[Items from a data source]
******

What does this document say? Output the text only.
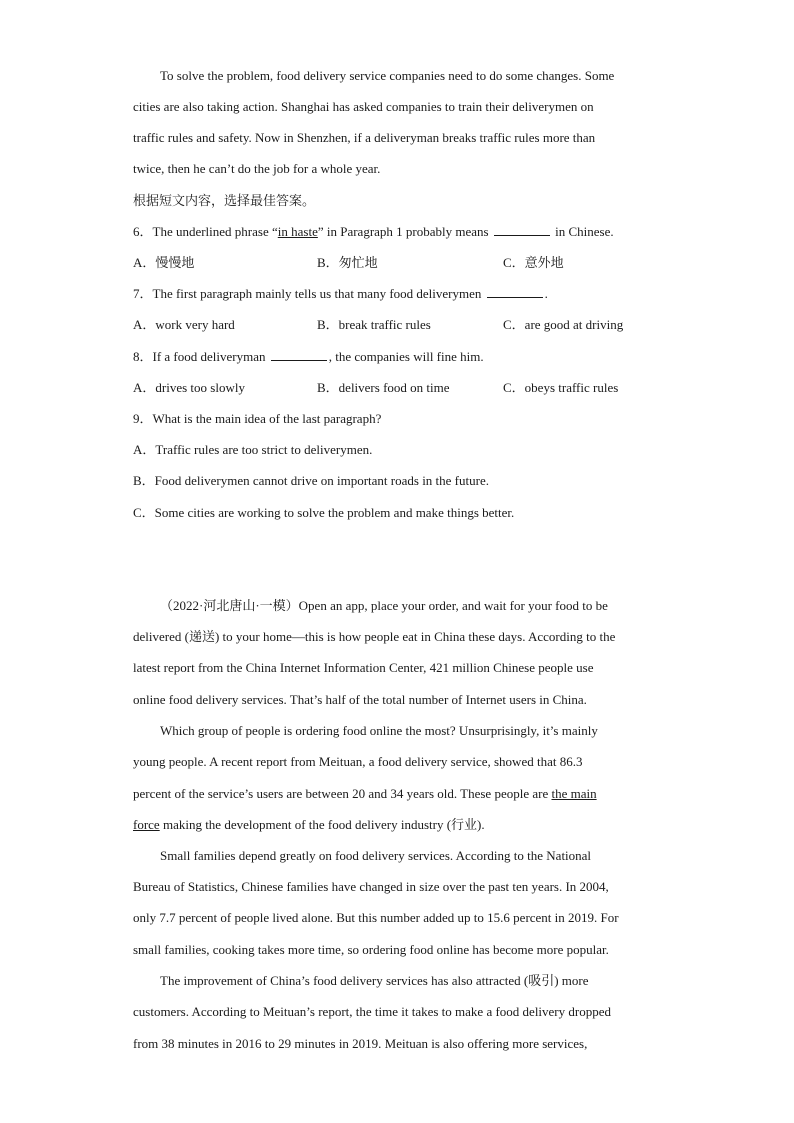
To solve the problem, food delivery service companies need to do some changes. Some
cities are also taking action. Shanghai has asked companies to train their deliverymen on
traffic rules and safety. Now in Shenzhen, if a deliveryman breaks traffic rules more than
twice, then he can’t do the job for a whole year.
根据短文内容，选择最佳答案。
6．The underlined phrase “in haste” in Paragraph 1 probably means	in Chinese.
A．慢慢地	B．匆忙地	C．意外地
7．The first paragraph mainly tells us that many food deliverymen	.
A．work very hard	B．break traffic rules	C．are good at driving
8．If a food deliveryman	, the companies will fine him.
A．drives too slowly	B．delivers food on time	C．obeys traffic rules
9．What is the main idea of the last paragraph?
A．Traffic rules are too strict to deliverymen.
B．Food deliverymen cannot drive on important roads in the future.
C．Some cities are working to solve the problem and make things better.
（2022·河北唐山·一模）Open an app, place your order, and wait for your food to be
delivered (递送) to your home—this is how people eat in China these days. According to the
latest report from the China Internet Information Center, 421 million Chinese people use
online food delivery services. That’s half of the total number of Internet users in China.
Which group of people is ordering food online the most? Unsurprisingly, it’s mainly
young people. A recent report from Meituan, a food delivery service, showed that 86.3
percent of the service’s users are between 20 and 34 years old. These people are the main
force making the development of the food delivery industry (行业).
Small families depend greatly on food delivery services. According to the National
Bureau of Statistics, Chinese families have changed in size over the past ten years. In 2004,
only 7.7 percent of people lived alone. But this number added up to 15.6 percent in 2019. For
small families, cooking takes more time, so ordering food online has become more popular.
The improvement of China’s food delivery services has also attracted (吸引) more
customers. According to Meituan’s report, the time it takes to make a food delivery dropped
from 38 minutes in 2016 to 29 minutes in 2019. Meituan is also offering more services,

******

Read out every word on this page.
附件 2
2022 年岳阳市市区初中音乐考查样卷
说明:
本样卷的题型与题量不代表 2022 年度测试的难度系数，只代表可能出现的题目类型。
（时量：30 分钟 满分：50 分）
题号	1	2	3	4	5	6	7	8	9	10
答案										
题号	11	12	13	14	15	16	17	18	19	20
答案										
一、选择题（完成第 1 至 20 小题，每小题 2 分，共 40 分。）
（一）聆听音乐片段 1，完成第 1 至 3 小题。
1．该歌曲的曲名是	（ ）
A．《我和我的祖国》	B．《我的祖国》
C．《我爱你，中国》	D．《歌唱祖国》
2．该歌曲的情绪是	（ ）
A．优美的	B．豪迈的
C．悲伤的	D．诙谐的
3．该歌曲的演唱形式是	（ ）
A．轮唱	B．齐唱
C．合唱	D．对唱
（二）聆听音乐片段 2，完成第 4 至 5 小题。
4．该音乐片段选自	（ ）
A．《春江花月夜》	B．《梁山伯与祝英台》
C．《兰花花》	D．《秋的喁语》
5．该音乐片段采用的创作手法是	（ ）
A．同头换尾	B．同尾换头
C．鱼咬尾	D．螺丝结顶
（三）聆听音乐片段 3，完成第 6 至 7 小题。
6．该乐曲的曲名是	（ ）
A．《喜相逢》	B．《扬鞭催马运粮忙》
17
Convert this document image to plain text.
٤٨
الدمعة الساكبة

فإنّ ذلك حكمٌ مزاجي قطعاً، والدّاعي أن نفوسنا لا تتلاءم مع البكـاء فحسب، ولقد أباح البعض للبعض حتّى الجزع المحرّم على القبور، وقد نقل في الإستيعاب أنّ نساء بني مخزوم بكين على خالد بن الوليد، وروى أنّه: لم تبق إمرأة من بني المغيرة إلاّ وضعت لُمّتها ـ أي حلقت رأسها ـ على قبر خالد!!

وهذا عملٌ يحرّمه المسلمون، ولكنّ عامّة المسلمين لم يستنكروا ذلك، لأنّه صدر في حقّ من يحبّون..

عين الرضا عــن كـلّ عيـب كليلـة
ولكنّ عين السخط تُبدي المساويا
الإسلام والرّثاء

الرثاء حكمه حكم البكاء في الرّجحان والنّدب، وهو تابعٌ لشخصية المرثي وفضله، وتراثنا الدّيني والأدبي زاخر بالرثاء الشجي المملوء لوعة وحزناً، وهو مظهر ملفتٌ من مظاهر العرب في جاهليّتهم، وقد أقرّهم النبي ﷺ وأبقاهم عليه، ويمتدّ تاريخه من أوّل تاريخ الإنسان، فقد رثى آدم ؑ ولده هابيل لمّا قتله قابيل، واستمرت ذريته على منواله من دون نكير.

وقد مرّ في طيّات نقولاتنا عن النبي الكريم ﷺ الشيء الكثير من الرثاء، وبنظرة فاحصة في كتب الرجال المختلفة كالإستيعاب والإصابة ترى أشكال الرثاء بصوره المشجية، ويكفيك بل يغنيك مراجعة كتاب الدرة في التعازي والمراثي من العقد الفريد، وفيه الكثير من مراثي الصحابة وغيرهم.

******

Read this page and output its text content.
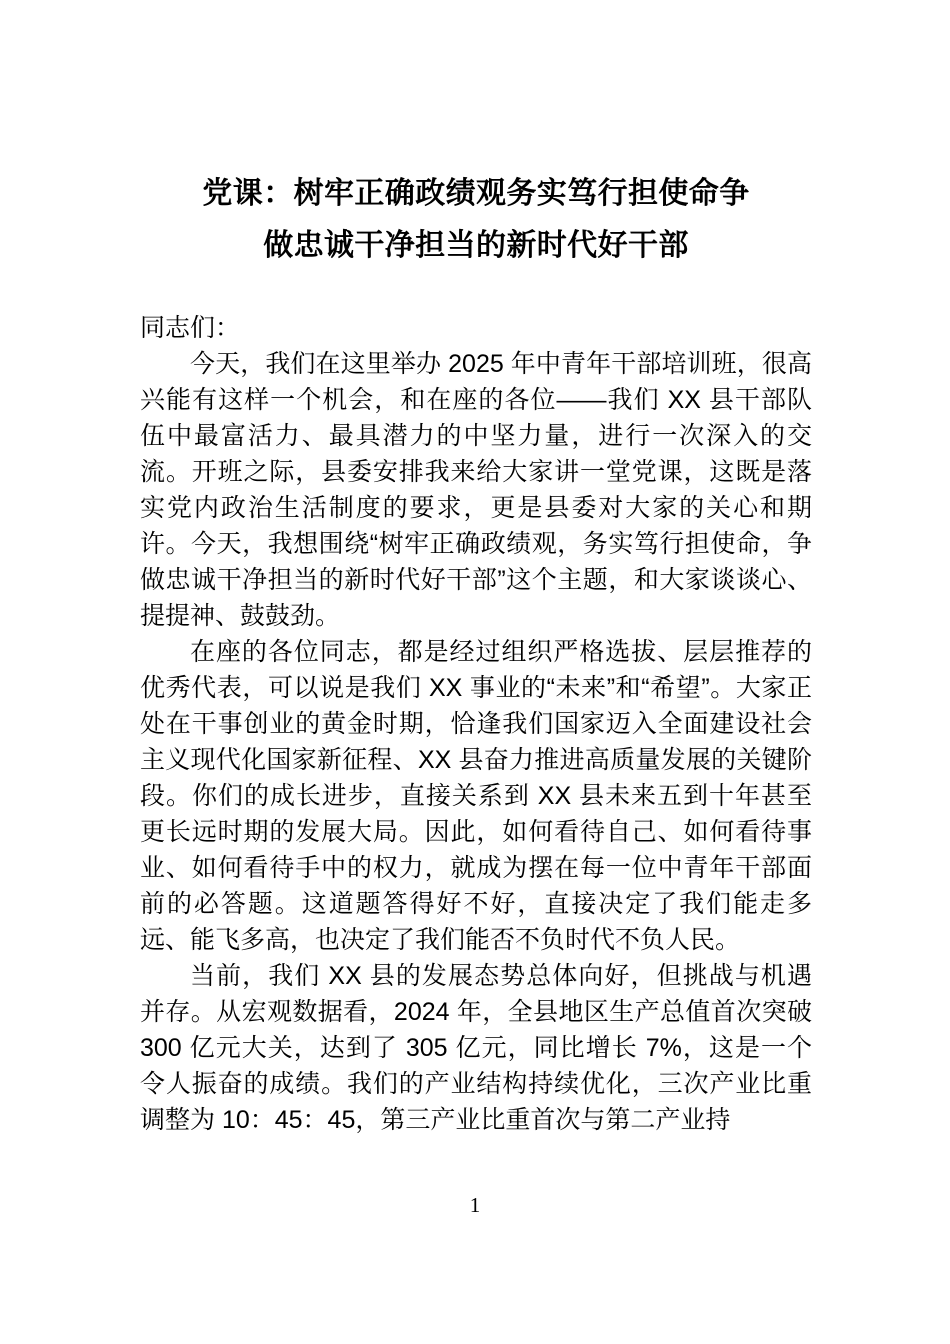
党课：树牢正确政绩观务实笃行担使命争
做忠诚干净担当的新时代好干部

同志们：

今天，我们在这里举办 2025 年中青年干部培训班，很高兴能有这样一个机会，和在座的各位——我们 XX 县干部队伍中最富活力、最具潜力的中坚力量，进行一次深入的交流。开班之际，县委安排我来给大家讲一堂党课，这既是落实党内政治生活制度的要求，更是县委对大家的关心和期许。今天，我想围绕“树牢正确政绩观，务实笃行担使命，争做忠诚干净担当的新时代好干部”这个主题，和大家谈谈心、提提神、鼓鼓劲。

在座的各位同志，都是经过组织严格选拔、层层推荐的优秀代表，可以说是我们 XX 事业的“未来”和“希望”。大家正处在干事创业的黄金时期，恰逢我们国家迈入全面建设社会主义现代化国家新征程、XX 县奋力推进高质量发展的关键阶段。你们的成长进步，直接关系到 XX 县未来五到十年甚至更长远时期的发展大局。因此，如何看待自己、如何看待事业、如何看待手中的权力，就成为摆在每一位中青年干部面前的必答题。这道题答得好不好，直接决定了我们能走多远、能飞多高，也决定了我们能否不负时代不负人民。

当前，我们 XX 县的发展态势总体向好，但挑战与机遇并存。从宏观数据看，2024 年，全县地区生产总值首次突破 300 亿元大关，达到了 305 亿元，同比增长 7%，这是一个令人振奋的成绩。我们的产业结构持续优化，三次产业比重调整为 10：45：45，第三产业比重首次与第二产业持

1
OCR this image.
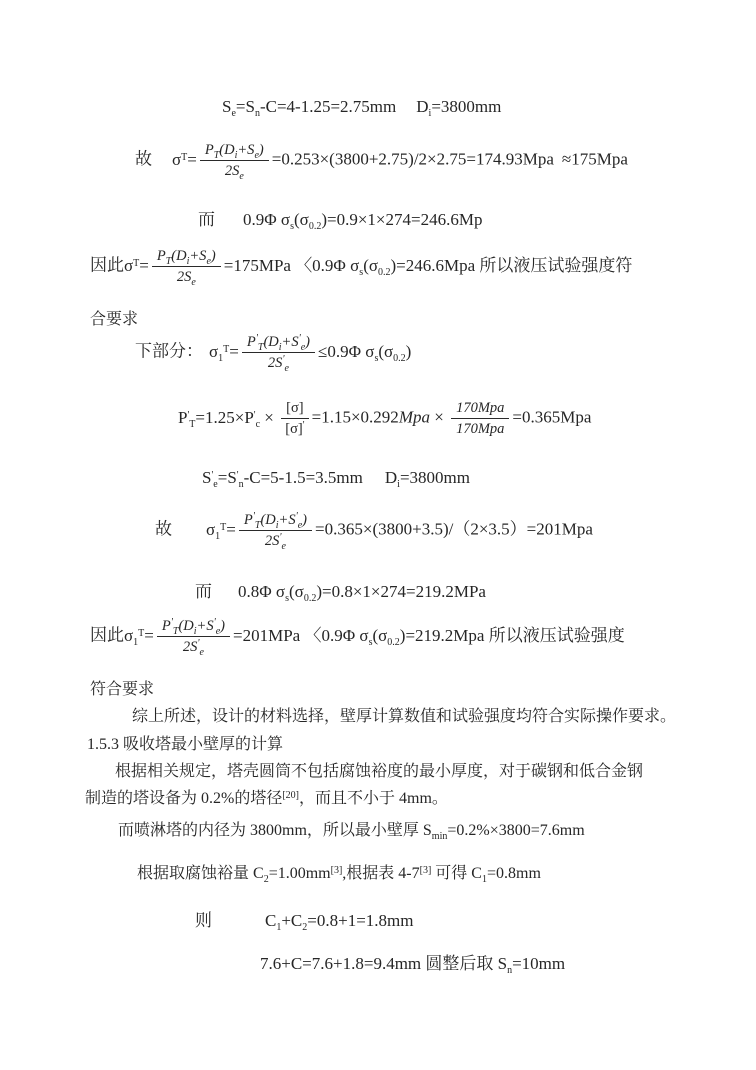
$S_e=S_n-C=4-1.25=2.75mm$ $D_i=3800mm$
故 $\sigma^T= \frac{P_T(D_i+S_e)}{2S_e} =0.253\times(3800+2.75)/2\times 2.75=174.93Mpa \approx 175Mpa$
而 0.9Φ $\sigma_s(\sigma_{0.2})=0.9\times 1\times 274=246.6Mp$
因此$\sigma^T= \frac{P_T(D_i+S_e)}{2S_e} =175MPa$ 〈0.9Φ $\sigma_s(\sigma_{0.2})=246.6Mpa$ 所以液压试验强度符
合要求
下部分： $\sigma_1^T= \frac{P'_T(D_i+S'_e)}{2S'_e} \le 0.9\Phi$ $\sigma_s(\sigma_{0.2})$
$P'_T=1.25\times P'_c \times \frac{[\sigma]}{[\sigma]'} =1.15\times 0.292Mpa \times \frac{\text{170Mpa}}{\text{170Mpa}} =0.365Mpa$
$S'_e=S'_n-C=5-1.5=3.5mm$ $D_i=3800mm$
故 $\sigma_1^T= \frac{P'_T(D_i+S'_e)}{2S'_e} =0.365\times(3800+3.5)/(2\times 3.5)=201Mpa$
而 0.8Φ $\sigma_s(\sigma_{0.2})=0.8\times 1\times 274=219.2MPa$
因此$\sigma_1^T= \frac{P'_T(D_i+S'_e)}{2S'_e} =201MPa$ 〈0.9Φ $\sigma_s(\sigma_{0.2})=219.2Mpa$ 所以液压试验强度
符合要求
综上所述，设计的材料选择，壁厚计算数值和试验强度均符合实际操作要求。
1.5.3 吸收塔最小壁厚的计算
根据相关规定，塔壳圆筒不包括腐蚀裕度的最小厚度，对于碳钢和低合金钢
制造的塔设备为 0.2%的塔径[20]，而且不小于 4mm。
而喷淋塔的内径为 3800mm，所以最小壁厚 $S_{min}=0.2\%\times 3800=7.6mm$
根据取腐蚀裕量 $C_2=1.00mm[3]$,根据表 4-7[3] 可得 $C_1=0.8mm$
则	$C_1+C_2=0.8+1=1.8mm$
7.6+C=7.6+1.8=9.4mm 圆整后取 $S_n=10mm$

******

[BRIEF] Check each line of the entries above, and show every one holding the word "cities".

[EXERCISE RESPONSE]
cities are also taking action. Shanghai has asked companies to train their deliverymen on
C．Some cities are working to solve the problem and make things better.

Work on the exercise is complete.